_Challenge:_ Make an exact copy of the entries below with the pictures removed.

_Data shown:_
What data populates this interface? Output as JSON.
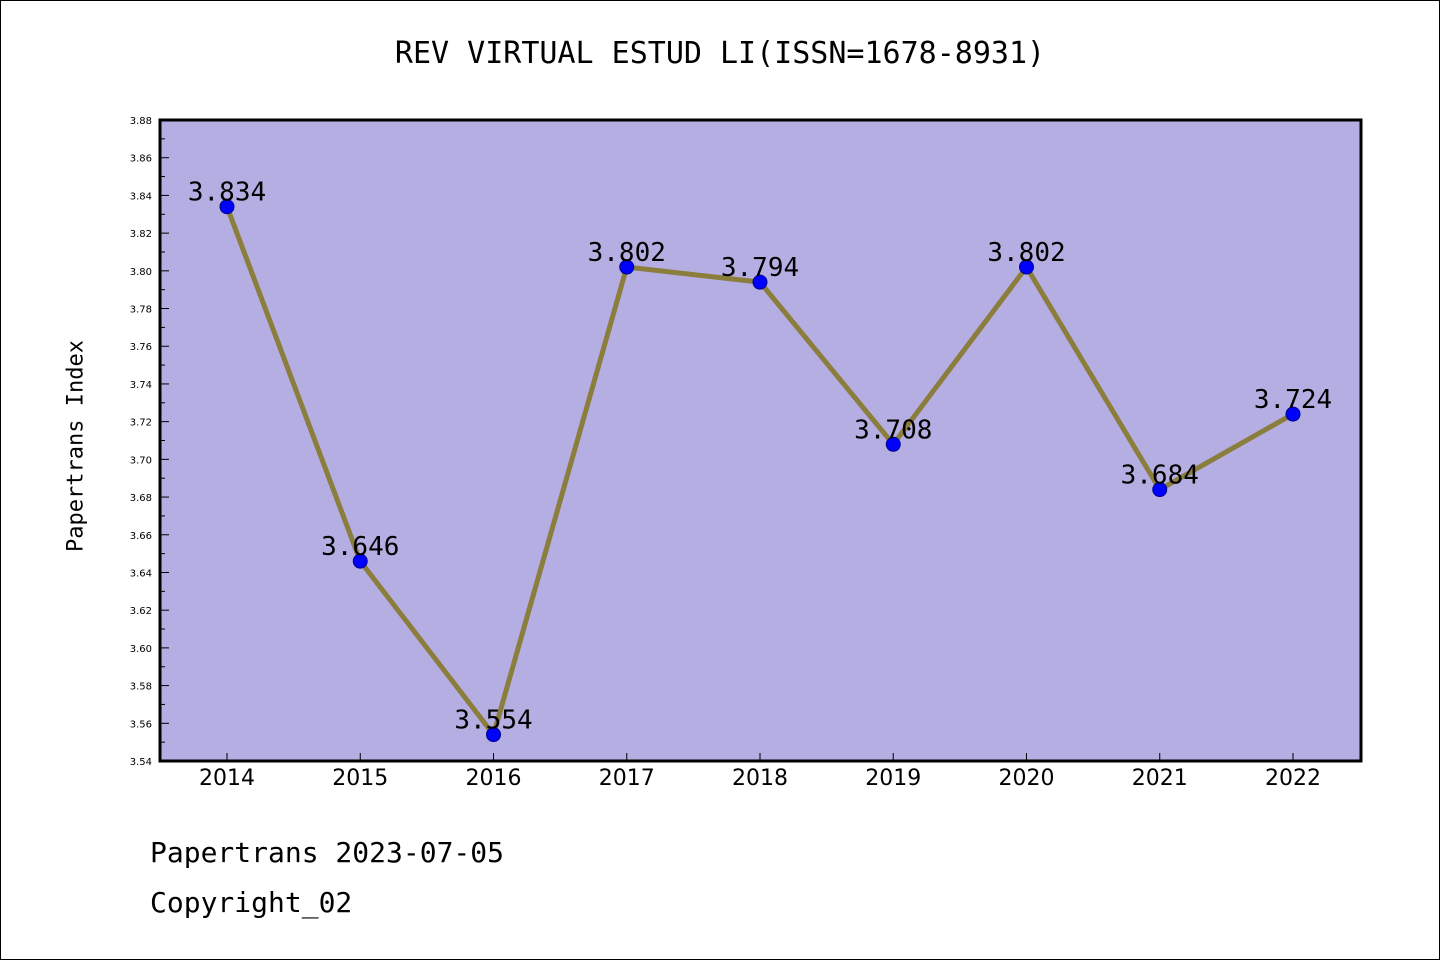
{
  "chart_data": {
    "type": "line",
    "title": "REV VIRTUAL ESTUD LI(ISSN=1678-8931)",
    "xlabel": "",
    "ylabel": "Papertrans Index",
    "categories": [
      "2014",
      "2015",
      "2016",
      "2017",
      "2018",
      "2019",
      "2020",
      "2021",
      "2022"
    ],
    "values": [
      3.834,
      3.646,
      3.554,
      3.802,
      3.794,
      3.708,
      3.802,
      3.684,
      3.724
    ],
    "data_labels": [
      "3.834",
      "3.646",
      "3.554",
      "3.802",
      "3.794",
      "3.708",
      "3.802",
      "3.684",
      "3.724"
    ],
    "ylim": [
      3.54,
      3.88
    ],
    "yticks": [
      "3.54",
      "3.56",
      "3.58",
      "3.60",
      "3.62",
      "3.64",
      "3.66",
      "3.68",
      "3.70",
      "3.72",
      "3.74",
      "3.76",
      "3.78",
      "3.80",
      "3.82",
      "3.84",
      "3.86",
      "3.88"
    ],
    "grid": false,
    "colors": {
      "plot_background": "#b4aee2",
      "line": "#8b7d3c",
      "marker": "#0000ff"
    }
  },
  "footer": {
    "line1": "Papertrans 2023-07-05",
    "line2": "Copyright_02"
  }
}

_Task answer:_
What data populates this interface? Output as JSON.
{
  "chart_data": {
    "type": "line",
    "title": "REV VIRTUAL ESTUD LI(ISSN=1678-8931)",
    "xlabel": "",
    "ylabel": "Papertrans Index",
    "categories": [
      "2014",
      "2015",
      "2016",
      "2017",
      "2018",
      "2019",
      "2020",
      "2021",
      "2022"
    ],
    "values": [
      3.834,
      3.646,
      3.554,
      3.802,
      3.794,
      3.708,
      3.802,
      3.684,
      3.724
    ],
    "data_labels": [
      "3.834",
      "3.646",
      "3.554",
      "3.802",
      "3.794",
      "3.708",
      "3.802",
      "3.684",
      "3.724"
    ],
    "ylim": [
      3.54,
      3.88
    ],
    "yticks": [
      "3.54",
      "3.56",
      "3.58",
      "3.60",
      "3.62",
      "3.64",
      "3.66",
      "3.68",
      "3.70",
      "3.72",
      "3.74",
      "3.76",
      "3.78",
      "3.80",
      "3.82",
      "3.84",
      "3.86",
      "3.88"
    ],
    "grid": false,
    "colors": {
      "plot_background": "#b4aee2",
      "line": "#8b7d3c",
      "marker": "#0000ff"
    }
  },
  "footer": {
    "line1": "Papertrans 2023-07-05",
    "line2": "Copyright_02"
  }
}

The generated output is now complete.